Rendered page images
----------------

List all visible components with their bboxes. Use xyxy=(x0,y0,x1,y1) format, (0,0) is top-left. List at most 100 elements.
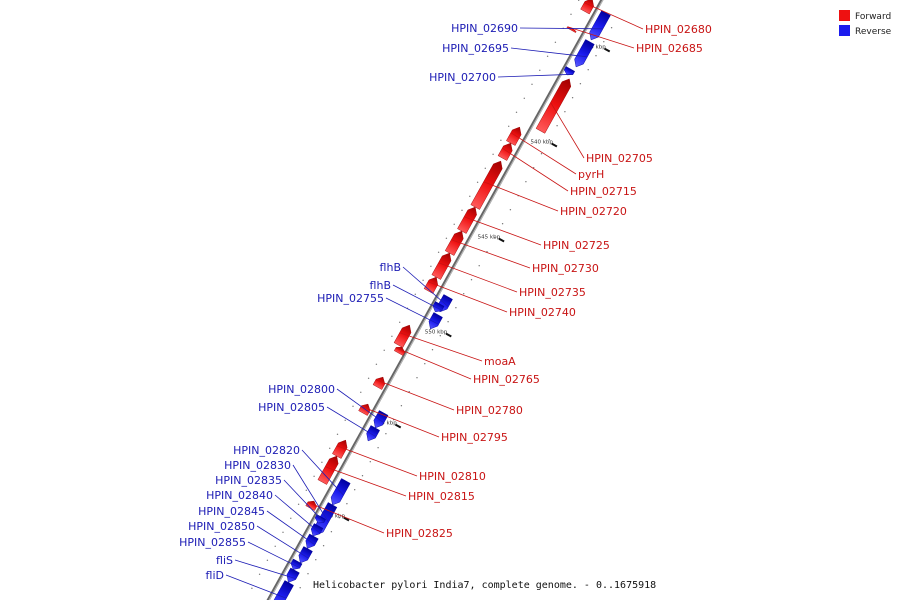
guide-dot xyxy=(554,41,557,43)
tick-mark xyxy=(445,332,452,338)
gene-hpin-02680-glyph xyxy=(580,0,594,15)
gene-label-hpin-02850[interactable]: HPIN_02850 xyxy=(188,520,255,533)
guide-dot xyxy=(523,97,525,100)
guide-dot xyxy=(329,447,331,449)
gene-label-hpin-02695[interactable]: HPIN_02695 xyxy=(442,42,509,55)
gene-label-hpin-02705[interactable]: HPIN_02705 xyxy=(586,152,653,165)
guide-dot xyxy=(422,279,424,281)
guide-dot xyxy=(430,265,432,267)
leader-line xyxy=(501,147,569,192)
gene-label-hpin-02805[interactable]: HPIN_02805 xyxy=(258,401,325,414)
gene-label-pyrh[interactable]: pyrH xyxy=(578,168,604,181)
gene-label-flhb[interactable]: flhB xyxy=(370,279,391,292)
gene-label-hpin-02810[interactable]: HPIN_02810 xyxy=(419,470,486,483)
legend-swatch-reverse xyxy=(839,25,850,36)
gene-label-hpin-02835[interactable]: HPIN_02835 xyxy=(215,474,282,487)
leader-line xyxy=(550,102,585,159)
guide-dot xyxy=(437,251,440,253)
guide-dot xyxy=(391,335,393,337)
gene-label-hpin-02815[interactable]: HPIN_02815 xyxy=(408,490,475,503)
gene-label-flis[interactable]: fliS xyxy=(216,554,233,567)
leader-line xyxy=(510,132,577,175)
guide-dot xyxy=(484,167,486,169)
gene-label-hpin-02740[interactable]: HPIN_02740 xyxy=(509,306,576,319)
gene-label-hpin-02795[interactable]: HPIN_02795 xyxy=(441,431,508,444)
leader-line xyxy=(234,559,297,580)
gene-hpin-02825-glyph xyxy=(305,500,317,511)
gene-label-flid[interactable]: fliD xyxy=(206,569,224,582)
gene-hpin-02855-glyph xyxy=(290,558,303,570)
guide-dot xyxy=(492,153,494,155)
leader-line xyxy=(392,284,442,311)
leader-line xyxy=(463,216,542,246)
gene-label-hpin-02855[interactable]: HPIN_02855 xyxy=(179,536,246,549)
gene-label-hpin-02830[interactable]: HPIN_02830 xyxy=(224,459,291,472)
gene-hpin-02850-glyph xyxy=(298,546,313,564)
guide-dot xyxy=(603,41,605,43)
gene-label-hpin-02700[interactable]: HPIN_02700 xyxy=(429,71,496,84)
gene-label-hpin-02820[interactable]: HPIN_02820 xyxy=(233,444,300,457)
guide-dot xyxy=(540,153,543,155)
guide-dot xyxy=(453,223,455,225)
leader-line xyxy=(385,297,439,325)
gene-hpin-02815-glyph xyxy=(317,455,339,485)
leader-line xyxy=(438,262,518,293)
gene-pyrh-glyph xyxy=(506,126,522,146)
guide-dot xyxy=(424,363,426,365)
scale-ticks: 535 kbp 540 kbp 545 kbp 550 kbp 555 kbp 560 k… xyxy=(323,45,611,522)
leader-line xyxy=(395,347,472,380)
gene-label-hpin-02720[interactable]: HPIN_02720 xyxy=(560,205,627,218)
tick-label: 560 kbp xyxy=(323,514,346,520)
gene-hpin-02725-glyph xyxy=(457,206,477,234)
guide-dot xyxy=(439,335,441,337)
legend: Forward Reverse xyxy=(839,10,892,37)
guide-dot xyxy=(414,293,416,295)
gene-label-hpin-02800[interactable]: HPIN_02800 xyxy=(268,383,335,396)
guide-dot xyxy=(455,307,457,309)
gene-label-hpin-02735[interactable]: HPIN_02735 xyxy=(519,286,586,299)
gene-label-hpin-02685[interactable]: HPIN_02685 xyxy=(636,42,703,55)
guide-dot xyxy=(531,83,533,86)
gene-hpin-02780-glyph xyxy=(372,376,386,390)
leader-line xyxy=(567,26,635,49)
leader-line xyxy=(402,266,449,308)
gene-label-hpin-02755[interactable]: HPIN_02755 xyxy=(317,292,384,305)
leader-line xyxy=(225,574,287,599)
gene-label-flhb[interactable]: flhB xyxy=(380,261,401,274)
guide-dot xyxy=(494,237,496,239)
guide-dots xyxy=(251,0,613,589)
gene-label-hpin-02690[interactable]: HPIN_02690 xyxy=(451,22,518,35)
guide-dot xyxy=(500,139,502,141)
leader-line xyxy=(427,281,508,313)
guide-dot xyxy=(579,83,582,85)
leader-line xyxy=(584,2,644,30)
leader-line xyxy=(301,449,344,496)
gene-label-hpin-02840[interactable]: HPIN_02840 xyxy=(206,489,273,502)
guide-dot xyxy=(282,531,284,533)
gene-label-hpin-02725[interactable]: HPIN_02725 xyxy=(543,239,610,252)
guide-dot xyxy=(360,391,362,393)
tick-mark xyxy=(551,142,558,148)
guide-dot xyxy=(305,489,307,491)
guide-dot xyxy=(336,433,339,435)
guide-dot xyxy=(338,517,340,519)
tick-label: 545 kbp xyxy=(478,235,501,241)
gene-label-hpin-02825[interactable]: HPIN_02825 xyxy=(386,527,453,540)
gene-hpin-02765-glyph xyxy=(393,346,406,356)
legend-swatch-forward xyxy=(839,10,850,21)
gene-label-moaa[interactable]: moaA xyxy=(484,355,516,368)
tick-label: 555 kbp xyxy=(374,421,397,427)
tick-mark xyxy=(604,47,611,53)
gene-label-hpin-02780[interactable]: HPIN_02780 xyxy=(456,404,523,417)
genome-axis xyxy=(266,0,604,600)
guide-dot xyxy=(400,405,403,407)
guide-dot xyxy=(595,55,597,57)
gene-label-hpin-02730[interactable]: HPIN_02730 xyxy=(532,262,599,275)
gene-label-hpin-02715[interactable]: HPIN_02715 xyxy=(570,185,637,198)
gene-label-hpin-02845[interactable]: HPIN_02845 xyxy=(198,505,265,518)
gene-label-hpin-02680[interactable]: HPIN_02680 xyxy=(645,23,712,36)
guide-dot xyxy=(344,419,346,421)
gene-hpin-02695-glyph xyxy=(574,39,595,68)
gene-label-hpin-02765[interactable]: HPIN_02765 xyxy=(473,373,540,386)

----------------

The expected answer is the complete set of entries, copied verbatim, with no pictures.

ANSWER FOR THIS EXERCISE
List all visible components with their bboxes. Use xyxy=(x0,y0,x1,y1) format, (0,0) is top-left. List at most 100 elements.
guide-dot xyxy=(554,41,557,43)
tick-mark xyxy=(445,332,452,338)
gene-hpin-02680-glyph xyxy=(580,0,594,15)
gene-label-hpin-02850[interactable]: HPIN_02850 xyxy=(188,520,255,533)
guide-dot xyxy=(523,97,525,100)
guide-dot xyxy=(329,447,331,449)
gene-label-hpin-02695[interactable]: HPIN_02695 xyxy=(442,42,509,55)
gene-label-hpin-02705[interactable]: HPIN_02705 xyxy=(586,152,653,165)
guide-dot xyxy=(422,279,424,281)
guide-dot xyxy=(430,265,432,267)
leader-line xyxy=(501,147,569,192)
gene-label-hpin-02805[interactable]: HPIN_02805 xyxy=(258,401,325,414)
gene-label-pyrh[interactable]: pyrH xyxy=(578,168,604,181)
gene-label-flhb[interactable]: flhB xyxy=(370,279,391,292)
gene-label-hpin-02810[interactable]: HPIN_02810 xyxy=(419,470,486,483)
legend-swatch-reverse xyxy=(839,25,850,36)
gene-label-hpin-02835[interactable]: HPIN_02835 xyxy=(215,474,282,487)
leader-line xyxy=(550,102,585,159)
guide-dot xyxy=(437,251,440,253)
guide-dot xyxy=(391,335,393,337)
gene-label-hpin-02815[interactable]: HPIN_02815 xyxy=(408,490,475,503)
gene-label-flis[interactable]: fliS xyxy=(216,554,233,567)
leader-line xyxy=(510,132,577,175)
guide-dot xyxy=(484,167,486,169)
gene-label-hpin-02740[interactable]: HPIN_02740 xyxy=(509,306,576,319)
gene-label-hpin-02795[interactable]: HPIN_02795 xyxy=(441,431,508,444)
leader-line xyxy=(234,559,297,580)
gene-hpin-02825-glyph xyxy=(305,500,317,511)
gene-label-flid[interactable]: fliD xyxy=(206,569,224,582)
gene-hpin-02855-glyph xyxy=(290,558,303,570)
guide-dot xyxy=(492,153,494,155)
leader-line xyxy=(392,284,442,311)
leader-line xyxy=(463,216,542,246)
gene-label-hpin-02855[interactable]: HPIN_02855 xyxy=(179,536,246,549)
gene-label-hpin-02830[interactable]: HPIN_02830 xyxy=(224,459,291,472)
gene-hpin-02850-glyph xyxy=(298,546,313,564)
guide-dot xyxy=(603,41,605,43)
gene-label-hpin-02700[interactable]: HPIN_02700 xyxy=(429,71,496,84)
gene-label-hpin-02820[interactable]: HPIN_02820 xyxy=(233,444,300,457)
guide-dot xyxy=(540,153,543,155)
guide-dot xyxy=(453,223,455,225)
leader-line xyxy=(385,297,439,325)
gene-hpin-02815-glyph xyxy=(317,455,339,485)
leader-line xyxy=(438,262,518,293)
gene-pyrh-glyph xyxy=(506,126,522,146)
guide-dot xyxy=(424,363,426,365)
scale-ticks: 535 kbp 540 kbp 545 kbp 550 kbp 555 kbp 560 k… xyxy=(323,45,611,522)
leader-line xyxy=(395,347,472,380)
gene-label-hpin-02720[interactable]: HPIN_02720 xyxy=(560,205,627,218)
tick-label: 560 kbp xyxy=(323,514,346,520)
gene-hpin-02725-glyph xyxy=(457,206,477,234)
guide-dot xyxy=(439,335,441,337)
legend: Forward Reverse xyxy=(839,10,892,37)
guide-dot xyxy=(414,293,416,295)
gene-label-hpin-02800[interactable]: HPIN_02800 xyxy=(268,383,335,396)
guide-dot xyxy=(455,307,457,309)
gene-label-hpin-02735[interactable]: HPIN_02735 xyxy=(519,286,586,299)
gene-label-hpin-02685[interactable]: HPIN_02685 xyxy=(636,42,703,55)
guide-dot xyxy=(531,83,533,86)
gene-hpin-02780-glyph xyxy=(372,376,386,390)
leader-line xyxy=(567,26,635,49)
leader-line xyxy=(402,266,449,308)
gene-label-hpin-02755[interactable]: HPIN_02755 xyxy=(317,292,384,305)
leader-line xyxy=(225,574,287,599)
gene-label-flhb[interactable]: flhB xyxy=(380,261,401,274)
guide-dot xyxy=(494,237,496,239)
guide-dots xyxy=(251,0,613,589)
gene-label-hpin-02690[interactable]: HPIN_02690 xyxy=(451,22,518,35)
guide-dot xyxy=(500,139,502,141)
leader-line xyxy=(427,281,508,313)
guide-dot xyxy=(579,83,582,85)
leader-line xyxy=(584,2,644,30)
leader-line xyxy=(301,449,344,496)
gene-label-hpin-02840[interactable]: HPIN_02840 xyxy=(206,489,273,502)
guide-dot xyxy=(282,531,284,533)
gene-label-hpin-02725[interactable]: HPIN_02725 xyxy=(543,239,610,252)
guide-dot xyxy=(360,391,362,393)
tick-mark xyxy=(551,142,558,148)
guide-dot xyxy=(305,489,307,491)
guide-dot xyxy=(336,433,339,435)
guide-dot xyxy=(338,517,340,519)
tick-label: 545 kbp xyxy=(478,235,501,241)
gene-label-hpin-02825[interactable]: HPIN_02825 xyxy=(386,527,453,540)
gene-hpin-02765-glyph xyxy=(393,346,406,356)
legend-swatch-forward xyxy=(839,10,850,21)
gene-label-moaa[interactable]: moaA xyxy=(484,355,516,368)
tick-label: 555 kbp xyxy=(374,421,397,427)
tick-mark xyxy=(604,47,611,53)
gene-label-hpin-02780[interactable]: HPIN_02780 xyxy=(456,404,523,417)
genome-axis xyxy=(266,0,604,600)
guide-dot xyxy=(400,405,403,407)
guide-dot xyxy=(595,55,597,57)
gene-label-hpin-02730[interactable]: HPIN_02730 xyxy=(532,262,599,275)
gene-label-hpin-02715[interactable]: HPIN_02715 xyxy=(570,185,637,198)
gene-label-hpin-02845[interactable]: HPIN_02845 xyxy=(198,505,265,518)
gene-label-hpin-02680[interactable]: HPIN_02680 xyxy=(645,23,712,36)
guide-dot xyxy=(344,419,346,421)
gene-hpin-02695-glyph xyxy=(574,39,595,68)
gene-label-hpin-02765[interactable]: HPIN_02765 xyxy=(473,373,540,386)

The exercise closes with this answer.